Provided records:
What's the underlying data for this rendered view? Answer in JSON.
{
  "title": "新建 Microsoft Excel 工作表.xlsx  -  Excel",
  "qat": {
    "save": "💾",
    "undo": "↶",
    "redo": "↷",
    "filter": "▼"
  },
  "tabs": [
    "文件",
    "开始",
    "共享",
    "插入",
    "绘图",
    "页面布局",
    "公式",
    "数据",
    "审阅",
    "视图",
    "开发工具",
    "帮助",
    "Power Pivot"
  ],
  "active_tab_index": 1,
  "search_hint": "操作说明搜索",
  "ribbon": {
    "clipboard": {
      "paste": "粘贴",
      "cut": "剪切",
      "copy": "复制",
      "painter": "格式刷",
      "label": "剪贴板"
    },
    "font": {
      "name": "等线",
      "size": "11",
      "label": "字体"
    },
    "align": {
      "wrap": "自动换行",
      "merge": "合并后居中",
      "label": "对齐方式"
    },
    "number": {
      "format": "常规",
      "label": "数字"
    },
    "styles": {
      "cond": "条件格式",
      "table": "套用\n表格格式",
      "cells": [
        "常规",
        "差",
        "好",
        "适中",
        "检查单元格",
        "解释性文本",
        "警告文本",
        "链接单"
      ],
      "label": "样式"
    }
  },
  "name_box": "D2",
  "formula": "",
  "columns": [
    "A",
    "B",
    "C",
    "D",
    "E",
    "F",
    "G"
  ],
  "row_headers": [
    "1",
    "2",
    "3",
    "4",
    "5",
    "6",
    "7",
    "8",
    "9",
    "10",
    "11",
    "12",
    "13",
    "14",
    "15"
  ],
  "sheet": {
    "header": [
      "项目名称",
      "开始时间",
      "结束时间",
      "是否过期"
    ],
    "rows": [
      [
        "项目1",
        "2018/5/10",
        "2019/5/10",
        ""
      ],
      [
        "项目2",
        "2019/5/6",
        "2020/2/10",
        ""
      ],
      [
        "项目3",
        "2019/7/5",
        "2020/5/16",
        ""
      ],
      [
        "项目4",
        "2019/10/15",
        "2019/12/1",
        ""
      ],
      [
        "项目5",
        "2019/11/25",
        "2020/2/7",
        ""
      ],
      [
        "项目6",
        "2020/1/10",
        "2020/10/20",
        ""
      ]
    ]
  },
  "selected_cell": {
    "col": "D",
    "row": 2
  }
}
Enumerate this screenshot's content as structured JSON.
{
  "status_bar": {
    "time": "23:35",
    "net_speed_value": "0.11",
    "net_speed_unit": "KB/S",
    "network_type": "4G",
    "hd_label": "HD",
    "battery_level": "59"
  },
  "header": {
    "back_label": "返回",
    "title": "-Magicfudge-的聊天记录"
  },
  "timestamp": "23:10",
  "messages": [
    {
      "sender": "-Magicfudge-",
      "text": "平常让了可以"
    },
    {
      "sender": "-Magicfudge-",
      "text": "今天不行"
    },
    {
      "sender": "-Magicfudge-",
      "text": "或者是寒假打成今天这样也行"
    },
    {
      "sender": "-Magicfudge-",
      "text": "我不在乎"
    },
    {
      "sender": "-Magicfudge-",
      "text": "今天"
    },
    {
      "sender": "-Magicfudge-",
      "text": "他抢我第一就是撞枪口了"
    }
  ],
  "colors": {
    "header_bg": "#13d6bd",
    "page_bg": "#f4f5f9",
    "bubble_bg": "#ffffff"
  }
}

Your task: Print the material verbatim, all of it.

Worked solution:
What's the underlying data for this rendered view? Answer in JSON.
{
  "title": "新建 Microsoft Excel 工作表.xlsx  -  Excel",
  "qat": {
    "save": "💾",
    "undo": "↶",
    "redo": "↷",
    "filter": "▼"
  },
  "tabs": [
    "文件",
    "开始",
    "共享",
    "插入",
    "绘图",
    "页面布局",
    "公式",
    "数据",
    "审阅",
    "视图",
    "开发工具",
    "帮助",
    "Power Pivot"
  ],
  "active_tab_index": 1,
  "search_hint": "操作说明搜索",
  "ribbon": {
    "clipboard": {
      "paste": "粘贴",
      "cut": "剪切",
      "copy": "复制",
      "painter": "格式刷",
      "label": "剪贴板"
    },
    "font": {
      "name": "等线",
      "size": "11",
      "label": "字体"
    },
    "align": {
      "wrap": "自动换行",
      "merge": "合并后居中",
      "label": "对齐方式"
    },
    "number": {
      "format": "常规",
      "label": "数字"
    },
    "styles": {
      "cond": "条件格式",
      "table": "套用\n表格格式",
      "cells": [
        "常规",
        "差",
        "好",
        "适中",
        "检查单元格",
        "解释性文本",
        "警告文本",
        "链接单"
      ],
      "label": "样式"
    }
  },
  "name_box": "D2",
  "formula": "",
  "columns": [
    "A",
    "B",
    "C",
    "D",
    "E",
    "F",
    "G"
  ],
  "row_headers": [
    "1",
    "2",
    "3",
    "4",
    "5",
    "6",
    "7",
    "8",
    "9",
    "10",
    "11",
    "12",
    "13",
    "14",
    "15"
  ],
  "sheet": {
    "header": [
      "项目名称",
      "开始时间",
      "结束时间",
      "是否过期"
    ],
    "rows": [
      [
        "项目1",
        "2018/5/10",
        "2019/5/10",
        ""
      ],
      [
        "项目2",
        "2019/5/6",
        "2020/2/10",
        ""
      ],
      [
        "项目3",
        "2019/7/5",
        "2020/5/16",
        ""
      ],
      [
        "项目4",
        "2019/10/15",
        "2019/12/1",
        ""
      ],
      [
        "项目5",
        "2019/11/25",
        "2020/2/7",
        ""
      ],
      [
        "项目6",
        "2020/1/10",
        "2020/10/20",
        ""
      ]
    ]
  },
  "selected_cell": {
    "col": "D",
    "row": 2
  }
}
Enumerate this screenshot's content as structured JSON.
{
  "status_bar": {
    "time": "23:35",
    "net_speed_value": "0.11",
    "net_speed_unit": "KB/S",
    "network_type": "4G",
    "hd_label": "HD",
    "battery_level": "59"
  },
  "header": {
    "back_label": "返回",
    "title": "-Magicfudge-的聊天记录"
  },
  "timestamp": "23:10",
  "messages": [
    {
      "sender": "-Magicfudge-",
      "text": "平常让了可以"
    },
    {
      "sender": "-Magicfudge-",
      "text": "今天不行"
    },
    {
      "sender": "-Magicfudge-",
      "text": "或者是寒假打成今天这样也行"
    },
    {
      "sender": "-Magicfudge-",
      "text": "我不在乎"
    },
    {
      "sender": "-Magicfudge-",
      "text": "今天"
    },
    {
      "sender": "-Magicfudge-",
      "text": "他抢我第一就是撞枪口了"
    }
  ],
  "colors": {
    "header_bg": "#13d6bd",
    "page_bg": "#f4f5f9",
    "bubble_bg": "#ffffff"
  }
}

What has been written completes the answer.